Task statement: Decide whether each statement below agrees with the blog post on quality versus quantity, answering yes or no and quoting the deciding words from the post: (a) The writer's previous entry was about doing what you love. (b) The writer had gone almost a year without posting. (c) The post describes the 80/20 rule as 80% of results coming from 20% of efforts.

Monday, October 21, 2013

Quality vs. Quantity: Getting the Most Out of What Matters

As you may have noticed, it has been almost a month since my last blog post. A lot is going on in my life right now, which has taken me away from some of my normal and enjoyable priorities.

My last entry was about doing what you love, and what you love becoming just another j-o-b. For me, that is what a lot of things were becoming largely because I had overloaded my plate with activities. I would be lying if I said my plate was not still full; however, after taking some time off to re-evaluate what I was doing, how to do it better, but more importantly how to do it efficiently while also being effective, I believe I have found a good formula.

After talking with one of my best friends last night, she made mention that sometimes when we are very busy we begin to do tasks just to do them. Our brain begins to go on autopilot, and there is not much thought or heart put behind what we are doing. We are simply doing it to get it off of our To Do list so we can move on to the next item and if we are lucky,finish them all that day.

The problem with this method is that your quantity may remain high in the period of stress; however, the quality of what you are doing begins to be negatively affected. When your quality of work goes down the drain, the time (be it short or long) that you spent working on it was largely a waste of time. When you are extremely busy, the best thing that you can do for yourself is make the time you are spending on tasks WORTH your time. After all, your time is valuable and clearly if you are at this point there is not much wiggle if you are going to do it, do it right.

This might mean scaling back, even if you are like me and that idea scares the crap out of you. Sometimes we need to give ourselves a bit of a break. This does not mean quitting, rather re-evaluating where you can offer the most value at the given time with your given responsibilities and obligations. This idea falls back on the 80/20 rule: 80% of your results are going to come from 20% of your efforts. The trick that lies before you is deciding which tasks are your 20% that will yield you the highest results.

Information provided:

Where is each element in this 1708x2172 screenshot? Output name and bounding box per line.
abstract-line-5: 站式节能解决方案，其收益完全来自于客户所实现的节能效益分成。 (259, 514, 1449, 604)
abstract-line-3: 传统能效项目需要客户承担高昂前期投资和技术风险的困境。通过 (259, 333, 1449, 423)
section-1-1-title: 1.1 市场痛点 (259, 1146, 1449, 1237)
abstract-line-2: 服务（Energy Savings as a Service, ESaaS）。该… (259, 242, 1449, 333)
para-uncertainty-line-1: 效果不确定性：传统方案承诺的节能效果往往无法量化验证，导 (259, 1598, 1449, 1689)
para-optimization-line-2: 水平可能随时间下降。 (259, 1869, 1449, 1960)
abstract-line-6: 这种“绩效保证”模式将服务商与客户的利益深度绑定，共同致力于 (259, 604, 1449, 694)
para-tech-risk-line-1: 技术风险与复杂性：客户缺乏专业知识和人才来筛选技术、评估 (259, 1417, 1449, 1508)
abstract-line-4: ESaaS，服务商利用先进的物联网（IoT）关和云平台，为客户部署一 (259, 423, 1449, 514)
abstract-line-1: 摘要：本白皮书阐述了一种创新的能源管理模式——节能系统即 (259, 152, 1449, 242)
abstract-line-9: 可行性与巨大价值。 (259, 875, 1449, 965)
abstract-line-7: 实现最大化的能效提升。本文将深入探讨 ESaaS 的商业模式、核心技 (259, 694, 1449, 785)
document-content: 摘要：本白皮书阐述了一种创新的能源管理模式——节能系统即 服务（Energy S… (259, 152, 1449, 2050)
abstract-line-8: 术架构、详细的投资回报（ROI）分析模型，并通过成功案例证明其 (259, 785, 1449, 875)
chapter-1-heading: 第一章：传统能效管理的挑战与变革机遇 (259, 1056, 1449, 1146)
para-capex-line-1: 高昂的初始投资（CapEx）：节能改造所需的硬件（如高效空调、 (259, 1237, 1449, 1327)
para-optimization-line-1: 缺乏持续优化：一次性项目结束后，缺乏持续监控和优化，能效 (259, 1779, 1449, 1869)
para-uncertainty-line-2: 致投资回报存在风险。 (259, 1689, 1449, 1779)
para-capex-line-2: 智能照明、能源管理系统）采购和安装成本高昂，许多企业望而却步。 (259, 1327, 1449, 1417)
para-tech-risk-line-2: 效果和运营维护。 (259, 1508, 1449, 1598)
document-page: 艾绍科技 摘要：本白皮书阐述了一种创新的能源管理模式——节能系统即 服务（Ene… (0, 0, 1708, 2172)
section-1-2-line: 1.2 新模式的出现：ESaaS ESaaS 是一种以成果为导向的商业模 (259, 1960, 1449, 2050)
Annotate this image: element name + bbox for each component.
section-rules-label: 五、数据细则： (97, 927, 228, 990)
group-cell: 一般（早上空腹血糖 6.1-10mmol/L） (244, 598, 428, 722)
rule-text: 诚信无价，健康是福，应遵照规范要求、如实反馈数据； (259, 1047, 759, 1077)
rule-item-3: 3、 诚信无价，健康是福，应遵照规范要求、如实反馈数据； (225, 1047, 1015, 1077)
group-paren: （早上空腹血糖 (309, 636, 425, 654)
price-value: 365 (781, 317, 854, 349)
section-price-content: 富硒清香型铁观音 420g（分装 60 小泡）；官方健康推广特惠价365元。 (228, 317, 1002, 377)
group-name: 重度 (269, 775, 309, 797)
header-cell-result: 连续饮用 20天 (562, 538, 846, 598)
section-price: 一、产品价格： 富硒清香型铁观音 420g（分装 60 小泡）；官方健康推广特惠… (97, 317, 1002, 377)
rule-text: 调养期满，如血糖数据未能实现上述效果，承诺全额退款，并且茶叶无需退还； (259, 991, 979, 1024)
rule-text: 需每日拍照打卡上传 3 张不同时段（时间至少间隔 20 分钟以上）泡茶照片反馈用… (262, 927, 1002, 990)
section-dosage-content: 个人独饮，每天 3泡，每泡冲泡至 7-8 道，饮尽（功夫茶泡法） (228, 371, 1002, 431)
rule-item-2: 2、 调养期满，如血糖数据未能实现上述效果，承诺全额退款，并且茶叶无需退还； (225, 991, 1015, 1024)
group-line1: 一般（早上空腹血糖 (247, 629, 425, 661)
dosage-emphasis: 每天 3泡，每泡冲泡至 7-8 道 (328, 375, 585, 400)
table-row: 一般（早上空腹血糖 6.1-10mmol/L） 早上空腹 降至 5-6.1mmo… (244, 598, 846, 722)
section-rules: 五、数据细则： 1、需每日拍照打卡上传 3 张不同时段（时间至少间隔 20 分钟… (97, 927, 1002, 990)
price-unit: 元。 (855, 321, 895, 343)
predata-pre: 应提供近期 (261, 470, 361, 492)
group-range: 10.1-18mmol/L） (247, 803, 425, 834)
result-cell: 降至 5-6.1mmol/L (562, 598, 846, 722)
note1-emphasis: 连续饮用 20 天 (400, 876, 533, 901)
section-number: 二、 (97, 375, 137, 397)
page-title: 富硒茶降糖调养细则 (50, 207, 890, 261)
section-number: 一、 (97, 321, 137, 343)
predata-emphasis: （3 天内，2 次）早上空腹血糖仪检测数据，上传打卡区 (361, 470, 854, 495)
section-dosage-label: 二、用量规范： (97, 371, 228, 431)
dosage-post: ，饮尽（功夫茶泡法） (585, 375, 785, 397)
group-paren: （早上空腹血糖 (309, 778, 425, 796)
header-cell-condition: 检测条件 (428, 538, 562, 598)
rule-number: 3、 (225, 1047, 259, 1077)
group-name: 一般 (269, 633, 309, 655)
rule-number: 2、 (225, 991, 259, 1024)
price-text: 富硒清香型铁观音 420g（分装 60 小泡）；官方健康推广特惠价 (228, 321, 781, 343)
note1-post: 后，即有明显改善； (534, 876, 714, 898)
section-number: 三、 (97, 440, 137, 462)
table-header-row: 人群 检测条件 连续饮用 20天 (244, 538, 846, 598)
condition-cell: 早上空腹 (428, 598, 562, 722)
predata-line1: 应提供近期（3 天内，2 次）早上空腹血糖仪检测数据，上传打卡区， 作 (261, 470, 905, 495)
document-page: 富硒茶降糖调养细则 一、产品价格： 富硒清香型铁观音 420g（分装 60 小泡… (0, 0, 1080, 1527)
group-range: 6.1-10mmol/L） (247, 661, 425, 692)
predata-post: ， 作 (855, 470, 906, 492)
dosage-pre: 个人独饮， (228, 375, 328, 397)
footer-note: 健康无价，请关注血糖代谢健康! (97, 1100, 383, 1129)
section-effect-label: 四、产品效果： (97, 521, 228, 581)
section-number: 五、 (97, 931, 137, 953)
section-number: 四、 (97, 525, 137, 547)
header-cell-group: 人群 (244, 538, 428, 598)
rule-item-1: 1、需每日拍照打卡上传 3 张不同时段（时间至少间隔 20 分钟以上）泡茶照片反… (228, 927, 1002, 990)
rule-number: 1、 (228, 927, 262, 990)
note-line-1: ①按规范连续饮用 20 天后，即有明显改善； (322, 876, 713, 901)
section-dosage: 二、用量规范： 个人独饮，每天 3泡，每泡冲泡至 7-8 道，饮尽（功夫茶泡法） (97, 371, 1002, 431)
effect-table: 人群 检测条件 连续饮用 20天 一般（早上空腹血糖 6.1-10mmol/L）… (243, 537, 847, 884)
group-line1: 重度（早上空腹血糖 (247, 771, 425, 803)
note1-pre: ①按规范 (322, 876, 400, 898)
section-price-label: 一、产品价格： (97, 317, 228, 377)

Finished exercise:
(a) Yes: "My last entry was about doing what you love"
(b) No: "it has been almost a month since my last blog post"
(c) Yes: "80% of your results are going to come from 20% of your efforts"